EXPLORE THE MATERIAL »
(1) In the salmon labeling article below, list the four qualities that AquaBounty says its genetically modified salmon shares with conventional fish.
(2) Continue the salmon labeling article below, starting after its final sentence.

PASSAGE SHOWN »

Washington Consumer advocates, environmentalists and other opponents of genetically engineered salmon told the Food and Drug Administration Tuesday that it would be irresponsible not to label the fish in the grocery store if it is approved for human consumption.
Consumers want to know what they are eating, they said.
The agency heard from all sides this week as they held hearings to review the science of the fish that grows twice as fast as the conventional variety and to hear public comment on whether the fish should be labeled. According to federal guidelines, the fish would not be labeled as genetically modified if the agency decides it has the same material makeup as conventional salmon.
The FDA has not yet decided whether the fish can be marketed or labeled, and it could be months before they do.
Consumer advocates say it is the public’s right to know that the fish have been genetically modified. AquaBounty, the company that has developed the fish and is applying to the FDA to market it, says that genetically modified salmon have the same flavor, texture, color and odor as the conventional fish.

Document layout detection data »

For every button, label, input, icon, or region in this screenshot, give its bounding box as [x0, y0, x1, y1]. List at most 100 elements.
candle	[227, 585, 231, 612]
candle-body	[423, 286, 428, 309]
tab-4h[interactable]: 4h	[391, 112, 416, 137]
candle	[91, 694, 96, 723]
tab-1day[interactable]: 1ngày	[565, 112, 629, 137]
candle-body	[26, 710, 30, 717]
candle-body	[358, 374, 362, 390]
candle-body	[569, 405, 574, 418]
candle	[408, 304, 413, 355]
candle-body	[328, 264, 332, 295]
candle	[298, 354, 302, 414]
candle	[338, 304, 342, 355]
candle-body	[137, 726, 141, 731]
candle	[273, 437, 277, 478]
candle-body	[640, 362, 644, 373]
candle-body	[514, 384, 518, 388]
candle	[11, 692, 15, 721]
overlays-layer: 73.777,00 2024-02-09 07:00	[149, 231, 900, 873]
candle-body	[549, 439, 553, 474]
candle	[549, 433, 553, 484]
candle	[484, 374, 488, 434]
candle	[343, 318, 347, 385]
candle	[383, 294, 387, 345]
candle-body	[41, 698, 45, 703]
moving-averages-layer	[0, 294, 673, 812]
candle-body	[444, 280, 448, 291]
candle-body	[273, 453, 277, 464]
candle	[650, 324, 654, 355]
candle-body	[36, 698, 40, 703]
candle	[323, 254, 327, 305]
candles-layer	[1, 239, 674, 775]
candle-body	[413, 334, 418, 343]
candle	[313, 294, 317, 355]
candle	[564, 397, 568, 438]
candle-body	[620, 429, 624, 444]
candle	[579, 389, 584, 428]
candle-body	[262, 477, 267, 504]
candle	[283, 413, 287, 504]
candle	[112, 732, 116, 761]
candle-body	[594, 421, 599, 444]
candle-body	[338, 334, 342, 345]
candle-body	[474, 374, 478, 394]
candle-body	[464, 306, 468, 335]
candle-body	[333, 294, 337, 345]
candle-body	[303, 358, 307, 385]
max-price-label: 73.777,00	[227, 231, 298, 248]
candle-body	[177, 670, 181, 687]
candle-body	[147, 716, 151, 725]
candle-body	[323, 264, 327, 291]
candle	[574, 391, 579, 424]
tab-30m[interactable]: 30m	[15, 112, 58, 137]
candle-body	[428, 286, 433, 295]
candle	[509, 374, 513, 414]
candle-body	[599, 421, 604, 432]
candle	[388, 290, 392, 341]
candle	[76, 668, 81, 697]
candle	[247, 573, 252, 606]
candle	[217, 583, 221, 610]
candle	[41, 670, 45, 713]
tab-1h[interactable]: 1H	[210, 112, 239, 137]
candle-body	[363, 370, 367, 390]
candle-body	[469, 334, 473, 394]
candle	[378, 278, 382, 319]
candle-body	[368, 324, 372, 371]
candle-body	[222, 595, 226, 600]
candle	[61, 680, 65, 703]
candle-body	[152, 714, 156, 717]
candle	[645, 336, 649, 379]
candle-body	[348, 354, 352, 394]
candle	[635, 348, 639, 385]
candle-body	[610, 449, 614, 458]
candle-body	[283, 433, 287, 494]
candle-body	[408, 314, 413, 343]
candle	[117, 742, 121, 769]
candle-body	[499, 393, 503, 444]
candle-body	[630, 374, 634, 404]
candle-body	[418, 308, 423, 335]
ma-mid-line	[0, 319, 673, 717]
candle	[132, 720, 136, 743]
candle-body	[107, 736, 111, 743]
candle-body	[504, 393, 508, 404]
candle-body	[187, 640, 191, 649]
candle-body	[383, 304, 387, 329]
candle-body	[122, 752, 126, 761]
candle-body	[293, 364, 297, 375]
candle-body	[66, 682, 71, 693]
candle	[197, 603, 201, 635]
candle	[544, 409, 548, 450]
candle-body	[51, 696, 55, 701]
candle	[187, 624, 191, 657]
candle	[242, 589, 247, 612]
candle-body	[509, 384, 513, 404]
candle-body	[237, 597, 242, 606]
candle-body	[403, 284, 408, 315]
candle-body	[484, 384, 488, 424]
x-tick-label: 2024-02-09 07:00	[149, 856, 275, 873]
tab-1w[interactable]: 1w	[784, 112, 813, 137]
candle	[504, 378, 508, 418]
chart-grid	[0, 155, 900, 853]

ANSWERS PROVIDED »
(1) Flavor, texture, color, odor

(2)
In preliminary analysis released ahead of the hearing, the FDA agreed with the company, saying there were no biologically relevant differences between the engineered salmon and conventional salmon, and there is a reasonable certainty that no harm will come from its consumption.
Dr. Michael Hansen, senior scientist at Consumers Union, the publisher of Consumer Reports, testified that his organization disagrees with the FDA that genetic engineering itself does not constitute a material difference in the two fish. He added that the agency does have the authority to demand the labels.